THE EXERCISE
Copy all lines that contain the word "сладостью".

___ RECORDS FOR THE TASK ___

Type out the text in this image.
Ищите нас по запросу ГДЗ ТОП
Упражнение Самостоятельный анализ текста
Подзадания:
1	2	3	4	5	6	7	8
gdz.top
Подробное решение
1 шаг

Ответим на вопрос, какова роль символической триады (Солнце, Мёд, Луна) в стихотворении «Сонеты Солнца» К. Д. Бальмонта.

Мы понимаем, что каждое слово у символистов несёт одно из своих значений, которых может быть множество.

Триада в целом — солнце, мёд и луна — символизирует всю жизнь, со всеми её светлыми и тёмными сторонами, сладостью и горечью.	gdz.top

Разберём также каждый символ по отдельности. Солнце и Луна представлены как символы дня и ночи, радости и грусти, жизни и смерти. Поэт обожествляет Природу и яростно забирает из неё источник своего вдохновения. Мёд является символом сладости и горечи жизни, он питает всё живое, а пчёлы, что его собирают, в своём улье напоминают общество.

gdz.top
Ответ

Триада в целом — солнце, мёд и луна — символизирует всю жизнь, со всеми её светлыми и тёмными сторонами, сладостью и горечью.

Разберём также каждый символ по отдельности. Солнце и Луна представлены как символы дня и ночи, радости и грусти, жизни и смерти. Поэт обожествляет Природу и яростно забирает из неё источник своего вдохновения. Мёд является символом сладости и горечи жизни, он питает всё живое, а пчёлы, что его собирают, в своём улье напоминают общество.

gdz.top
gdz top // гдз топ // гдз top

___
___ RECORDS FOR THE TASK ___

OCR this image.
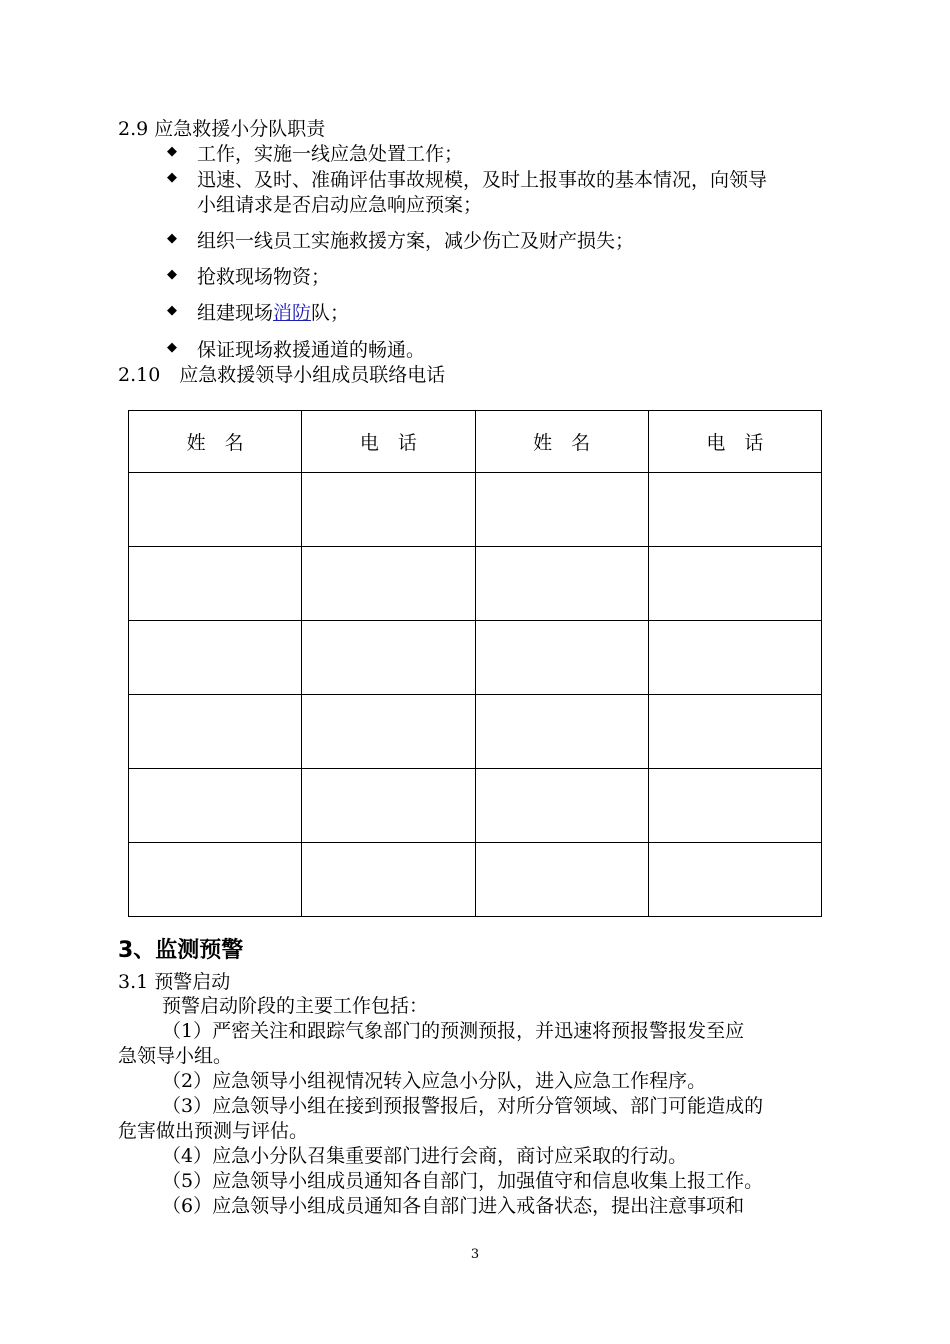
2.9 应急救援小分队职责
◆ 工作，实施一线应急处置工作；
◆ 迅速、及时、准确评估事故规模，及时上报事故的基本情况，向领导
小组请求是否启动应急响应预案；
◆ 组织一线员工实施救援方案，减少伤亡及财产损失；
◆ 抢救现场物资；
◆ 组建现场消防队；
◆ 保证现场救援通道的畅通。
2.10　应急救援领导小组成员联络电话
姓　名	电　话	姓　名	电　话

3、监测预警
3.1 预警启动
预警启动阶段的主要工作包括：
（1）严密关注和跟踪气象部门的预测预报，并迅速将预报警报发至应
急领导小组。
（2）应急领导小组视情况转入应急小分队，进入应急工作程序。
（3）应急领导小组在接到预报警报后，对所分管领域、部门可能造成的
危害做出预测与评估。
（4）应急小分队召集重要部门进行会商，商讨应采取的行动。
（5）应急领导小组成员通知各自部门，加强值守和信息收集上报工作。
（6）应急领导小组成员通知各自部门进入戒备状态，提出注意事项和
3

___
___ RECORDS FOR THE TASK ___

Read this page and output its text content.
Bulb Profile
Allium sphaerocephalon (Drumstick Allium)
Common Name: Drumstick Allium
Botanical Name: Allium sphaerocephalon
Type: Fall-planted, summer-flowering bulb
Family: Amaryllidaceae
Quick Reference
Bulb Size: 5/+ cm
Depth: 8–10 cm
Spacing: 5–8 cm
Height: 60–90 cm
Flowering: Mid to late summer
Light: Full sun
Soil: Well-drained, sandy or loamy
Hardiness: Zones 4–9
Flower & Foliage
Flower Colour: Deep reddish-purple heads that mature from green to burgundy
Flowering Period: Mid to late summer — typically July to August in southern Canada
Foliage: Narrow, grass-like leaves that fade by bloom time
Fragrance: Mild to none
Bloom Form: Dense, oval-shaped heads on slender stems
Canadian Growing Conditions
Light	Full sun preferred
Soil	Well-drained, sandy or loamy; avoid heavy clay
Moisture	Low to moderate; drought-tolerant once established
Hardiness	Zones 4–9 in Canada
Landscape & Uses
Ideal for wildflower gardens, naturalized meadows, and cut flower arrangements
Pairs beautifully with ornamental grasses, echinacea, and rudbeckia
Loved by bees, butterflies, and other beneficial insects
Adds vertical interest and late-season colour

___

EXPECTED ANSWER
Триада в целом — солнце, мёд и луна — символизирует всю жизнь, со всеми её светлыми и тёмными сторонами, сладостью и горечью.	gdz.top
Триада в целом — солнце, мёд и луна — символизирует всю жизнь, со всеми её светлыми и тёмными сторонами, сладостью и горечью.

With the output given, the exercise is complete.